WHAT IS ASKED | Return the count of lines that hold the string "this", with no other words.
**** RECORDS SHOWN
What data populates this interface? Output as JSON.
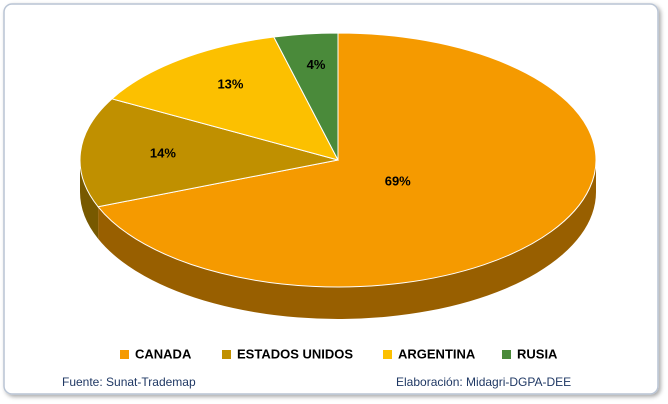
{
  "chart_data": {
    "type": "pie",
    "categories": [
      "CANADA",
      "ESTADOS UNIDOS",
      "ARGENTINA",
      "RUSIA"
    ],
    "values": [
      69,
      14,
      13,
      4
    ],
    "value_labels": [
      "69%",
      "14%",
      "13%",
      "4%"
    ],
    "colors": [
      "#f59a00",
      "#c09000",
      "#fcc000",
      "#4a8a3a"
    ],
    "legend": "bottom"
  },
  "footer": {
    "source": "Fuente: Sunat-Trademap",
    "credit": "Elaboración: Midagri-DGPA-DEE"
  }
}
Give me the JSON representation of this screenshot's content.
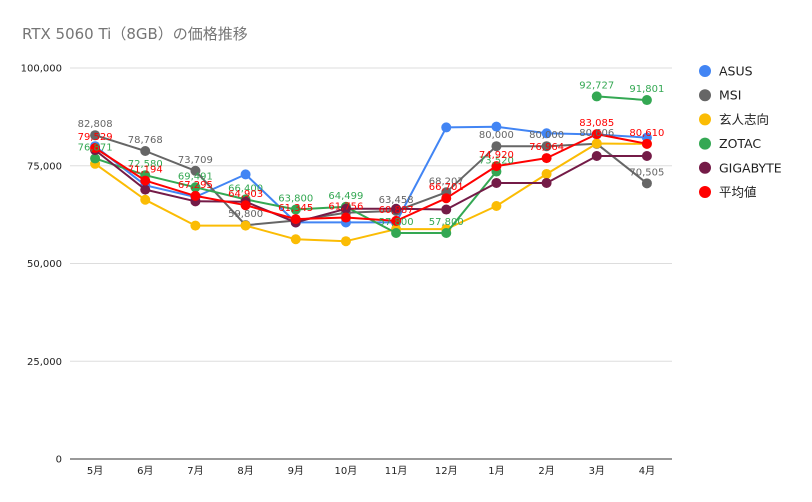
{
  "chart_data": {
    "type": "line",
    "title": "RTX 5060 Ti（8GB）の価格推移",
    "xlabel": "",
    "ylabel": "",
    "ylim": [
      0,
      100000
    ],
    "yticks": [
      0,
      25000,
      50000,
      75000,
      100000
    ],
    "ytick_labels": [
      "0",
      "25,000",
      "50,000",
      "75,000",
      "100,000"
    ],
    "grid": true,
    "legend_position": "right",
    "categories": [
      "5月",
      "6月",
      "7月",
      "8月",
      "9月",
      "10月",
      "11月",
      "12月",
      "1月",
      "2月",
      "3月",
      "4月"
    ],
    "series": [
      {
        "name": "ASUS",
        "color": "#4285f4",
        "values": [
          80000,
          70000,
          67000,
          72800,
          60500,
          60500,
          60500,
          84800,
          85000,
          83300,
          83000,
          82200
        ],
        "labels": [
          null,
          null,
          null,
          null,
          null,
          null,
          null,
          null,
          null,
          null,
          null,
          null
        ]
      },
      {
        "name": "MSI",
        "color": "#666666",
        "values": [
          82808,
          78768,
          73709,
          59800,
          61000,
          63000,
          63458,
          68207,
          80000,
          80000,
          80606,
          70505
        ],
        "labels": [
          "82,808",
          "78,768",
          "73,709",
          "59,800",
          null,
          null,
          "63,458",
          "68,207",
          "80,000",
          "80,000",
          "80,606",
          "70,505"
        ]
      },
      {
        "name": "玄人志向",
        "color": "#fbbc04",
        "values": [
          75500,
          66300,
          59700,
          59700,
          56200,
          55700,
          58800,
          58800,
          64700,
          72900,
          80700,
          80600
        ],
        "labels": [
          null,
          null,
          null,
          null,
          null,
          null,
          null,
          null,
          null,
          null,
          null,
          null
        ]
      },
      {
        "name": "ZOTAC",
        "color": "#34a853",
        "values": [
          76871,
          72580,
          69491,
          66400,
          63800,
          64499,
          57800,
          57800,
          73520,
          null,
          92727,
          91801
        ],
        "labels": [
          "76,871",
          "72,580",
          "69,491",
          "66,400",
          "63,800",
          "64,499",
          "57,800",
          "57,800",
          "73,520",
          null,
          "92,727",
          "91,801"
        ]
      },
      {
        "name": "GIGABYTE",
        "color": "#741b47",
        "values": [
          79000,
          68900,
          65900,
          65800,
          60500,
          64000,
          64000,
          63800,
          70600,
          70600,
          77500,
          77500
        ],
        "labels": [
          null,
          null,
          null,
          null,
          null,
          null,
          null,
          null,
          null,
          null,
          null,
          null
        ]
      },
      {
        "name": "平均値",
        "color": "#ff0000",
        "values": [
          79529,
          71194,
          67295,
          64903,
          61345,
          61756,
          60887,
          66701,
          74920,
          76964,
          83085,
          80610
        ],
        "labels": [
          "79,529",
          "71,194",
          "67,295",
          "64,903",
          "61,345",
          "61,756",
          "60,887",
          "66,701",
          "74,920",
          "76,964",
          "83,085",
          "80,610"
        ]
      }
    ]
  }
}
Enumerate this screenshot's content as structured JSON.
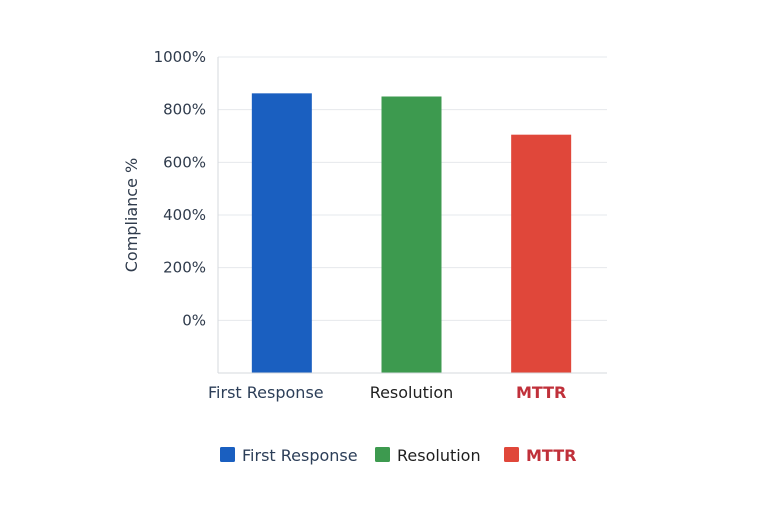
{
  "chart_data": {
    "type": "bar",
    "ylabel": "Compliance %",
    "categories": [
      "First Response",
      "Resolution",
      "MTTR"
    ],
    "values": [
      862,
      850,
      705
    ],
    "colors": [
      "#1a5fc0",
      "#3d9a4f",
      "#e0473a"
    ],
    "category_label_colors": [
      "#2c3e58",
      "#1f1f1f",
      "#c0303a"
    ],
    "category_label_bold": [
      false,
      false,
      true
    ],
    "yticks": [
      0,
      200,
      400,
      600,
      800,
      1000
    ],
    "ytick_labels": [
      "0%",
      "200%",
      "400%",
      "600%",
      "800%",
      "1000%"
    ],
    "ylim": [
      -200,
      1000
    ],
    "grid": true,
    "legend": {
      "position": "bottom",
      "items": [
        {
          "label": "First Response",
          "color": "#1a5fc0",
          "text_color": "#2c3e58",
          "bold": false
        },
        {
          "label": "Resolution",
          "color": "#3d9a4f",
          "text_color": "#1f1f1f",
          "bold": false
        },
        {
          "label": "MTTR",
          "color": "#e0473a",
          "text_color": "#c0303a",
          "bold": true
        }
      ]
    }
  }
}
********
REPLY | 3